The records =>

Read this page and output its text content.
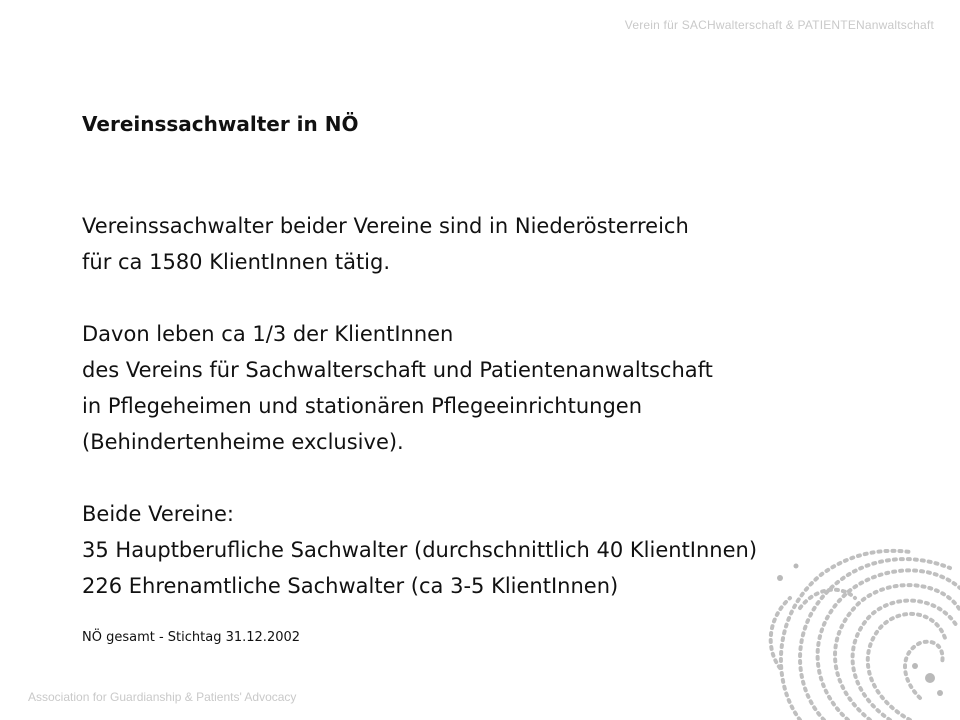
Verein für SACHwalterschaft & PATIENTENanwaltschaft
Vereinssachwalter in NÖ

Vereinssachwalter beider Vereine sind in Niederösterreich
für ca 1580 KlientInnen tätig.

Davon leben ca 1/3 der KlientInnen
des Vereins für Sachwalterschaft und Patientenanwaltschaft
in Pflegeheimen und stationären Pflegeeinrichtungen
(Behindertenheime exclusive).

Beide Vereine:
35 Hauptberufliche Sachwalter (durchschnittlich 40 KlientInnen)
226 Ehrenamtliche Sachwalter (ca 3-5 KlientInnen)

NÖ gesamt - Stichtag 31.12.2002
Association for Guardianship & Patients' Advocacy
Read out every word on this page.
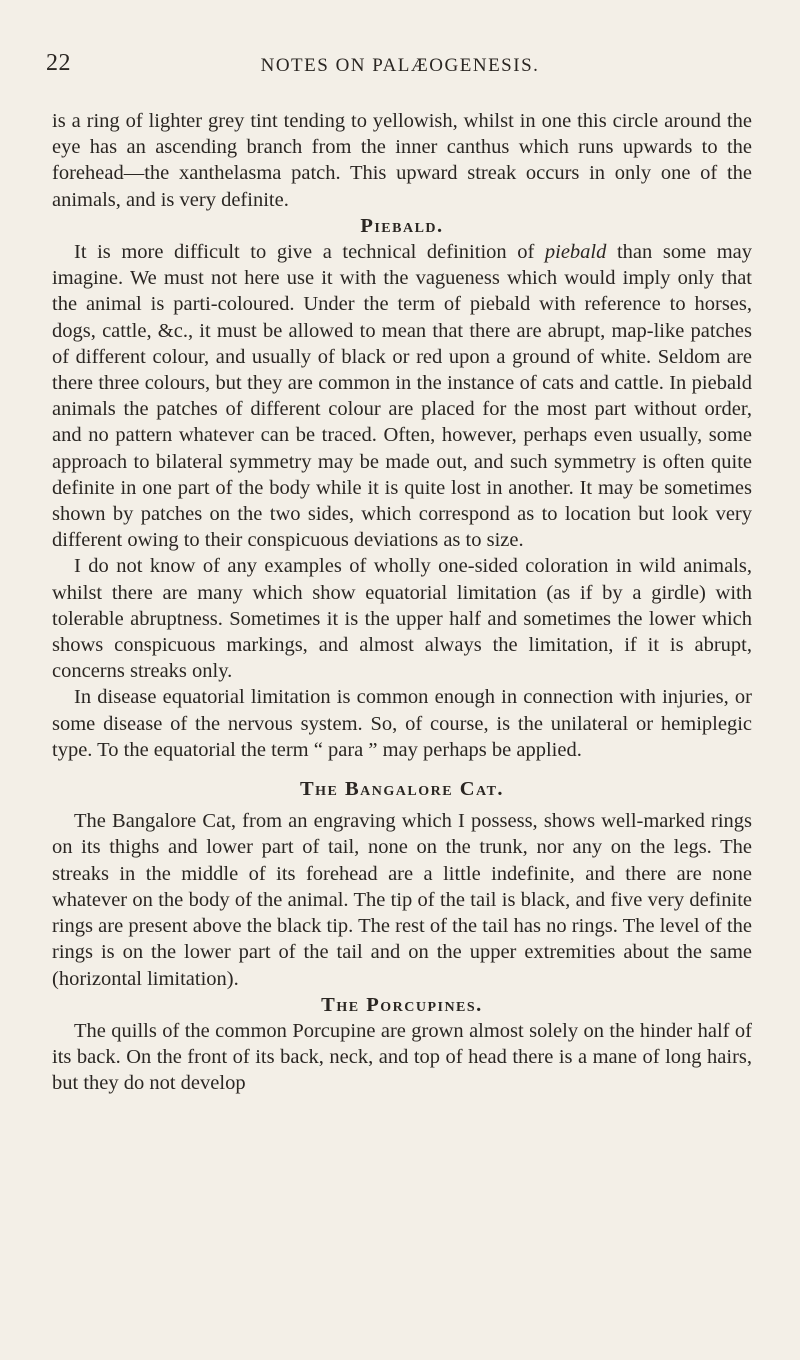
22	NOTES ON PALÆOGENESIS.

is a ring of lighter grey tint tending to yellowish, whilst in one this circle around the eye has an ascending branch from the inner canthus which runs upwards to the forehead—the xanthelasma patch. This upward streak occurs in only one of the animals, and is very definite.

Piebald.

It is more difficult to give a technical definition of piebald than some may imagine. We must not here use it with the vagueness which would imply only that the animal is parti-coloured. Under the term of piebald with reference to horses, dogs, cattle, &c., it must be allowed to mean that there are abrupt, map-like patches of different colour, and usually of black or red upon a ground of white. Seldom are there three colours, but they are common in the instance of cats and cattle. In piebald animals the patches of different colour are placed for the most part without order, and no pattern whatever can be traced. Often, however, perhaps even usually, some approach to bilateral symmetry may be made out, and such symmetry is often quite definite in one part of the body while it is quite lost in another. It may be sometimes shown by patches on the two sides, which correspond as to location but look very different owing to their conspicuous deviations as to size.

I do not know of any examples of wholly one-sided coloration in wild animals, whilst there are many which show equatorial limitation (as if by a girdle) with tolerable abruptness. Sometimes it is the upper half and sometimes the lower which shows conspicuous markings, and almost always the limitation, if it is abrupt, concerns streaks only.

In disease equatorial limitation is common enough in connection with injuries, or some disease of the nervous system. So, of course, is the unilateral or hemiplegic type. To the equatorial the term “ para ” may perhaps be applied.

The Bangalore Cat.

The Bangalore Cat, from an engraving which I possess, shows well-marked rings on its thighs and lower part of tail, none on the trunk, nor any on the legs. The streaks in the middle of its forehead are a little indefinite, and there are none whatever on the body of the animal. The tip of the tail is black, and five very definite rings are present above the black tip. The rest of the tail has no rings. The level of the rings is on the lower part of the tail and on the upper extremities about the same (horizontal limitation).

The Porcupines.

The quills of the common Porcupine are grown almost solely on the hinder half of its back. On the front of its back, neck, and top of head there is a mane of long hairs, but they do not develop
--
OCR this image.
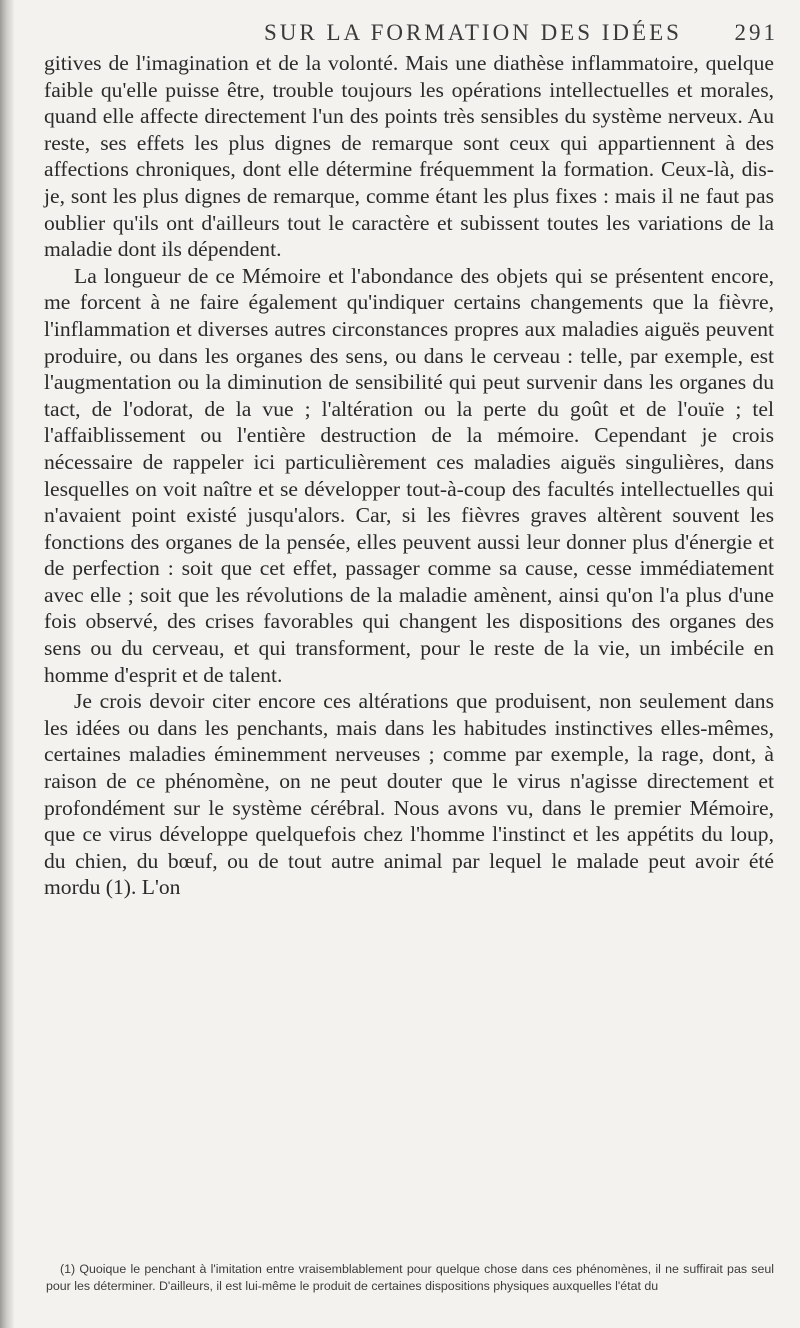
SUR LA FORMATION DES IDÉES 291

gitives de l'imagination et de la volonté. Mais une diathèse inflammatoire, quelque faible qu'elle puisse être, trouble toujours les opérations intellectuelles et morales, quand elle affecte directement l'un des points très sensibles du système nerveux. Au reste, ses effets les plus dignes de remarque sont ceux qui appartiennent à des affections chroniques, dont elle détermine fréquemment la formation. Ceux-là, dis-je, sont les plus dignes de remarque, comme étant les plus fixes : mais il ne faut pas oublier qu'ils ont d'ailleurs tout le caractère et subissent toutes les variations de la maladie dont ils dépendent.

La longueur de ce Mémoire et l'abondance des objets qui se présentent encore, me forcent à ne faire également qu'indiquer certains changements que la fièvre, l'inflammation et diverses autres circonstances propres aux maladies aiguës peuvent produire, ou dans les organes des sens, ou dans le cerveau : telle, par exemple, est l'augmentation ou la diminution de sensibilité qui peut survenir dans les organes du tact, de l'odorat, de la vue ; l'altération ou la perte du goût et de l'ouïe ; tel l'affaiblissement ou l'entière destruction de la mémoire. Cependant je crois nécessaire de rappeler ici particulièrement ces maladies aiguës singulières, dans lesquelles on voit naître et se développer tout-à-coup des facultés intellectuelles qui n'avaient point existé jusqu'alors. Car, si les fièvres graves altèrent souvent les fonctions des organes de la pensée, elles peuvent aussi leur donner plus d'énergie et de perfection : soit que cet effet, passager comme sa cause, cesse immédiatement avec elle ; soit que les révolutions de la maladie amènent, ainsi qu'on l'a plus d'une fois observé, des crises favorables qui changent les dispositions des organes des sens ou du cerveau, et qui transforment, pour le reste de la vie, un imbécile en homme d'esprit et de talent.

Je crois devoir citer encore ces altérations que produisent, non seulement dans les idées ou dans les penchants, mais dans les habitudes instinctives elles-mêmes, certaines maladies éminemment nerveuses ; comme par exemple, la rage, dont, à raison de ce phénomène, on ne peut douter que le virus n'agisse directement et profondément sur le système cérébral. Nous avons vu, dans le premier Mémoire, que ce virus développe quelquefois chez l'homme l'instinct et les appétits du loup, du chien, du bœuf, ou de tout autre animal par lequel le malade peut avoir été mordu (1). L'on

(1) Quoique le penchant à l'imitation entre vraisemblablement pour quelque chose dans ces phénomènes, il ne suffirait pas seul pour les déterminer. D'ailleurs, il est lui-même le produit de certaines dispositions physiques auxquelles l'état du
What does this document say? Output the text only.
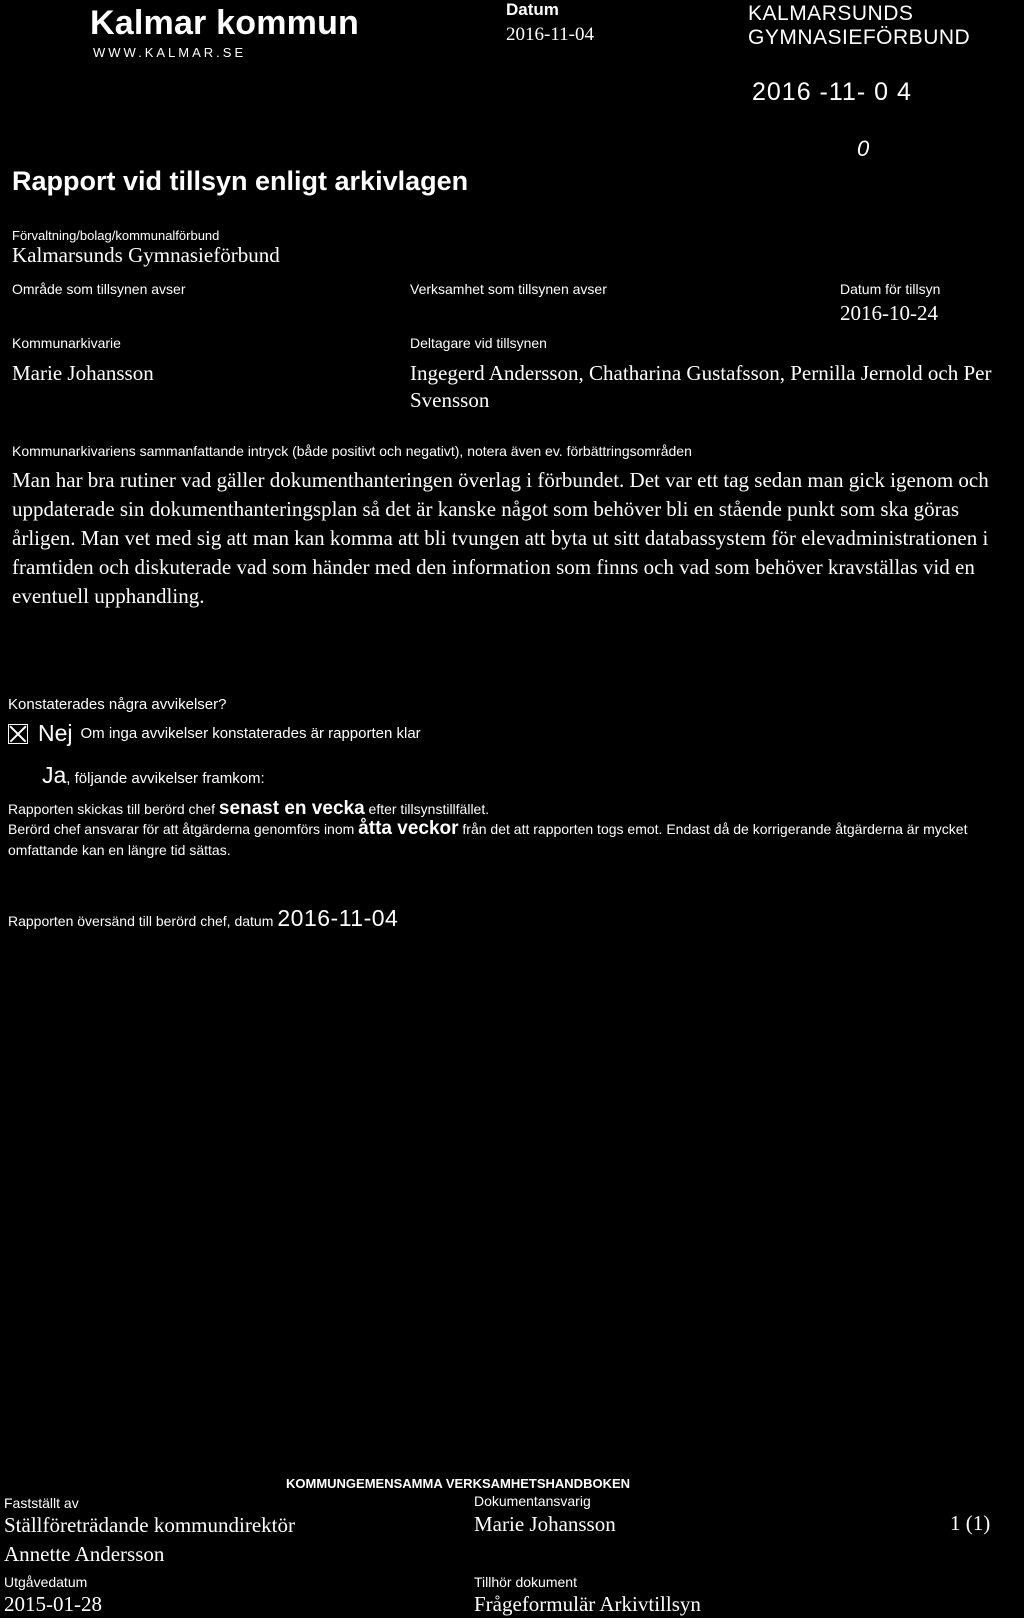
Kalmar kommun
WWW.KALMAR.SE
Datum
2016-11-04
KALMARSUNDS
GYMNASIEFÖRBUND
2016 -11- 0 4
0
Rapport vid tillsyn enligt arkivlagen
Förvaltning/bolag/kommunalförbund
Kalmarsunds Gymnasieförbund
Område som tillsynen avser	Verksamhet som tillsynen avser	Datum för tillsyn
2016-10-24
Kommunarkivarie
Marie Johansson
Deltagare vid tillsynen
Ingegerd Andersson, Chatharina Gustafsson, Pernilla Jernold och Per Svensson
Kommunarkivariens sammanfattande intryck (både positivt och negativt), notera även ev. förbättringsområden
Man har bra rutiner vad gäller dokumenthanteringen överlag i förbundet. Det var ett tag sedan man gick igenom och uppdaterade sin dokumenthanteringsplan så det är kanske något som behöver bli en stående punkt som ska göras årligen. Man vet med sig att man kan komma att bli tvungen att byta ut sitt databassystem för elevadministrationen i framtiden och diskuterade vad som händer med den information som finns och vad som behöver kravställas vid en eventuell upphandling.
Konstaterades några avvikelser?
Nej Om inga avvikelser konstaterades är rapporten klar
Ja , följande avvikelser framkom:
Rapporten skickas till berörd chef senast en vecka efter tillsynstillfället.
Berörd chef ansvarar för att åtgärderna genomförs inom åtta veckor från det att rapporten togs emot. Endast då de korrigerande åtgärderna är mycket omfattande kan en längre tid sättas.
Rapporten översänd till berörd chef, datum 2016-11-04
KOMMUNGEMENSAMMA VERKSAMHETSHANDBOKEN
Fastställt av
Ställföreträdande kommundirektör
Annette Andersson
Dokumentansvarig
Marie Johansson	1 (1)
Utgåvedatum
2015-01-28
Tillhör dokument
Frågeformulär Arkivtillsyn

Task item =>
Which lines in the data hold the string "this"? Copy each of them.

Answer space =>
Read this page and output its text content.
Read out every word on this page.
is a ring of lighter grey tint tending to yellowish, whilst in one this circle around the eye has an ascending branch from the inner canthus which runs upwards to the forehead—the xanthelasma patch. This upward streak occurs in only one of the animals, and is very definite.
OCR this image.
What does this document say? Output the text only.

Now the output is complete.